**DIRECTIONS**
Filter the data for lines with the word "icon", then copy every line so identified.

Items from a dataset
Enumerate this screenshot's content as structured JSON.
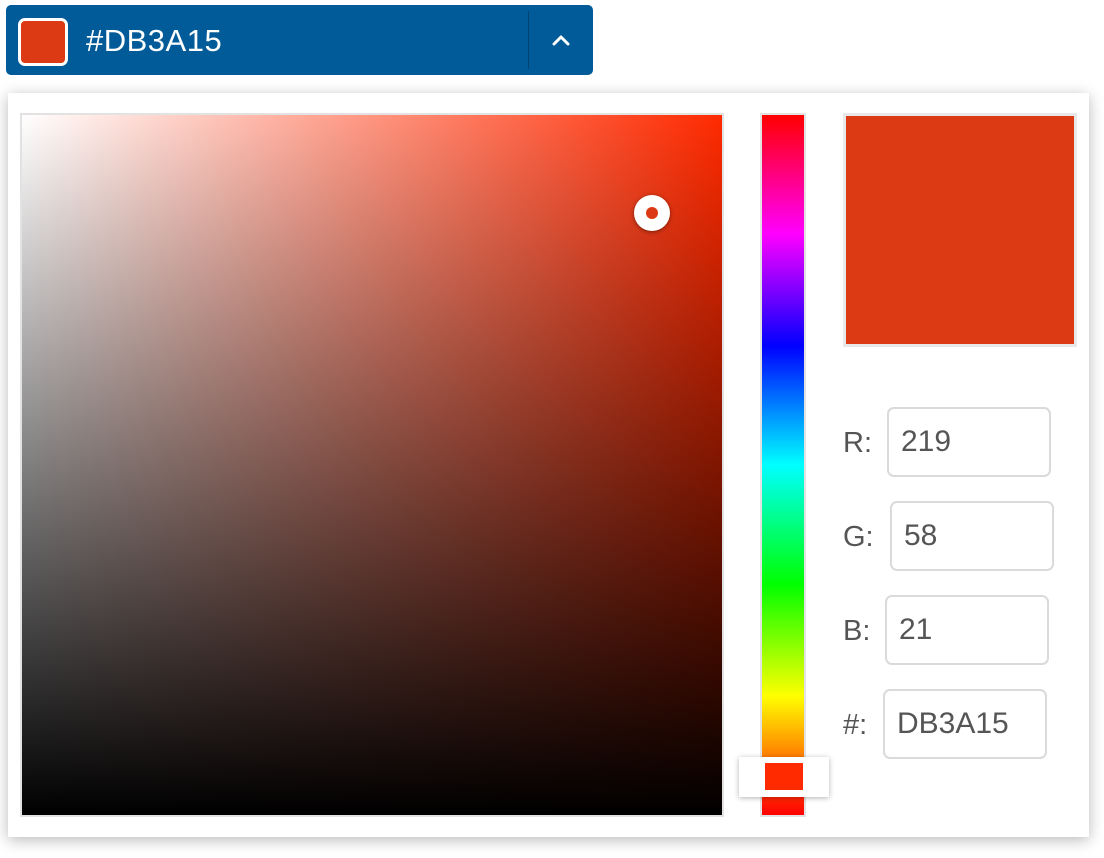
{
  "toggle": {
    "label": "#DB3A15",
    "chevron_icon": "chevron-up-icon"
  },
  "colors": {
    "selected": "#DB3A15",
    "toggle_bg": "#005B98",
    "hue_pure": "#FF2A00"
  },
  "picker": {
    "saturation": 0.9,
    "value": 0.86,
    "hue_degrees": 11
  },
  "channels": {
    "r_label": "R:",
    "r_value": "219",
    "g_label": "G:",
    "g_value": "58",
    "b_label": "B:",
    "b_value": "21",
    "hex_label": "#:",
    "hex_value": "DB3A15"
  }
}
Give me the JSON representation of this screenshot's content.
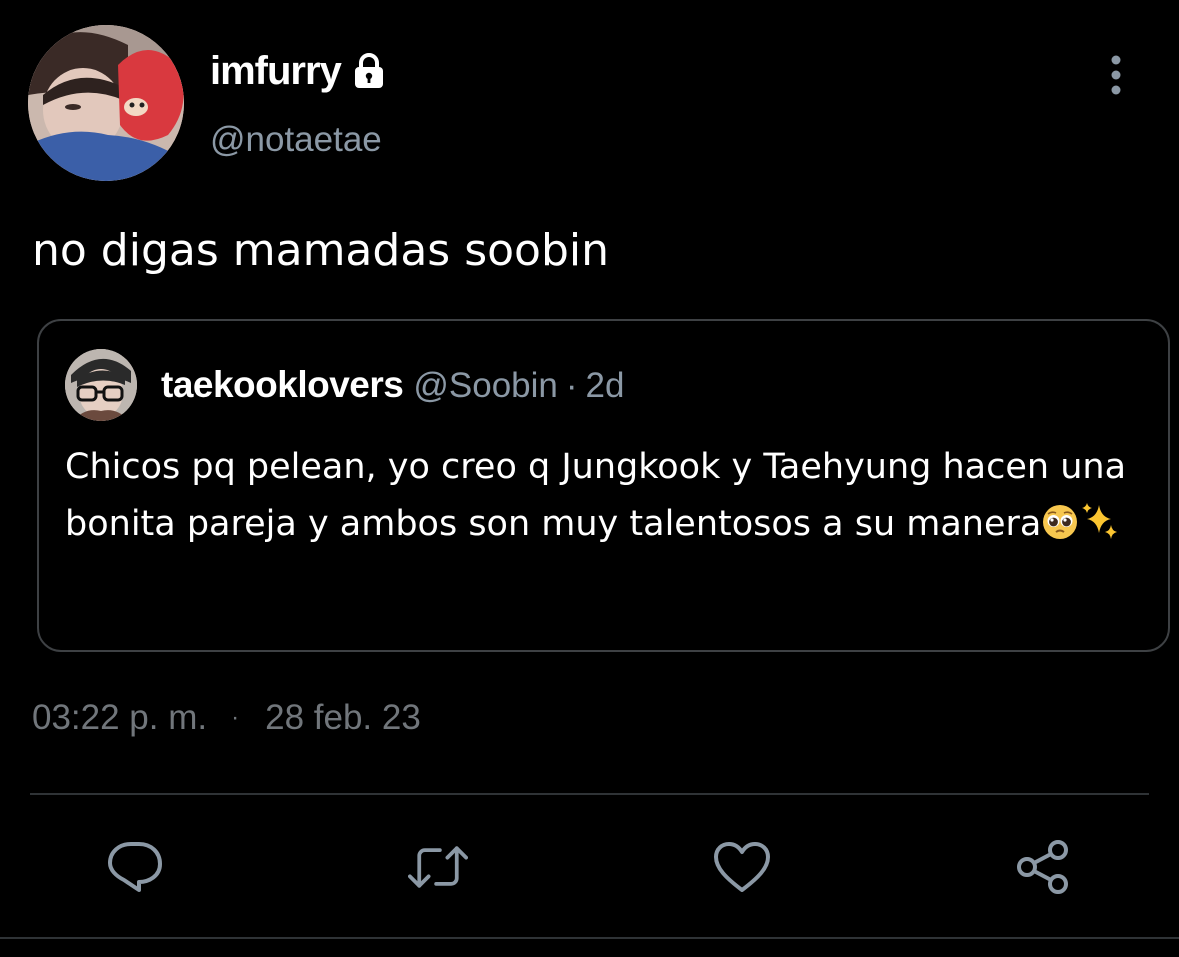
{
  "author": {
    "display_name": "imfurry",
    "handle": "@notaetae",
    "protected_icon": "lock-icon"
  },
  "tweet": {
    "text": "no digas mamadas soobin",
    "time": "03:22 p. m.",
    "separator": "·",
    "date": "28 feb. 23"
  },
  "quote": {
    "display_name": "taekooklovers",
    "handle": "@Soobin",
    "separator": "·",
    "relative_time": "2d",
    "text": "Chicos pq pelean, yo creo q Jungkook y Taehyung hacen una bonita pareja y ambos son muy talentosos a su manera",
    "emojis": [
      "pleading-face-emoji",
      "sparkles-emoji"
    ]
  },
  "actions": [
    "reply-icon",
    "retweet-icon",
    "like-icon",
    "share-icon"
  ],
  "menu_icon": "more-vertical-icon",
  "colors": {
    "background": "#000000",
    "primary_text": "#ffffff",
    "secondary_text": "#8b98a5",
    "border": "#3e4144",
    "icon": "#8b98a5"
  }
}
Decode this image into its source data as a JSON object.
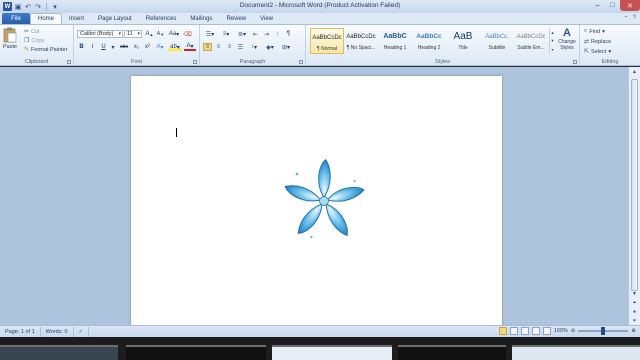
{
  "window": {
    "title": "Document2 - Microsoft Word (Product Activation Failed)",
    "app_logo": "W",
    "controls": {
      "minimize": "–",
      "maximize": "□",
      "close": "✕"
    }
  },
  "quick_access": [
    "save-icon",
    "undo-icon",
    "redo-icon",
    "customize-icon"
  ],
  "tabs": [
    {
      "label": "File",
      "active": false
    },
    {
      "label": "Home",
      "active": true
    },
    {
      "label": "Insert",
      "active": false
    },
    {
      "label": "Page Layout",
      "active": false
    },
    {
      "label": "References",
      "active": false
    },
    {
      "label": "Mailings",
      "active": false
    },
    {
      "label": "Review",
      "active": false
    },
    {
      "label": "View",
      "active": false
    }
  ],
  "ribbon": {
    "clipboard": {
      "label": "Clipboard",
      "paste": "Paste",
      "cut": "Cut",
      "copy": "Copy",
      "format_painter": "Format Painter"
    },
    "font": {
      "label": "Font",
      "font_name": "Calibri (Body)",
      "font_size": "11",
      "grow": "A",
      "shrink": "A",
      "change_case": "Aa",
      "bold": "B",
      "italic": "I",
      "underline": "U",
      "strike": "abc",
      "subscript": "x₂",
      "superscript": "x²",
      "text_effects": "A",
      "highlight": "ab",
      "font_color": "A"
    },
    "paragraph": {
      "label": "Paragraph",
      "show_marks": "¶"
    },
    "styles": {
      "label": "Styles",
      "items": [
        {
          "sample": "AaBbCcDc",
          "name": "¶ Normal",
          "active": true
        },
        {
          "sample": "AaBbCcDc",
          "name": "¶ No Spaci...",
          "active": false
        },
        {
          "sample": "AaBbC",
          "name": "Heading 1",
          "active": false
        },
        {
          "sample": "AaBbCc",
          "name": "Heading 2",
          "active": false
        },
        {
          "sample": "AaB",
          "name": "Title",
          "active": false
        },
        {
          "sample": "AaBbCc.",
          "name": "Subtitle",
          "active": false
        },
        {
          "sample": "AaBbCcDc",
          "name": "Subtle Em...",
          "active": false
        }
      ],
      "change_styles": "Change Styles"
    },
    "editing": {
      "label": "Editing",
      "find": "Find",
      "replace": "Replace",
      "select": "Select"
    }
  },
  "status": {
    "page": "Page: 1 of 1",
    "words": "Words: 0",
    "zoom": "100%",
    "zoom_value": 100
  },
  "colors": {
    "file_tab": "#2a5fa8",
    "ribbon_bg": "#dde8f5",
    "doc_bg": "#aec3dc",
    "flower": "#3aa0d8"
  }
}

**IN RESPONSE**
    "chevron_icon": "chevron-up-icon"
    "protected_icon": "lock-icon"
    "reply-icon",
    "retweet-icon",
    "like-icon",
    "share-icon"
  "menu_icon": "more-vertical-icon",
    "icon": "#8b98a5"
    "save-icon",
    "undo-icon",
    "redo-icon",
    "customize-icon"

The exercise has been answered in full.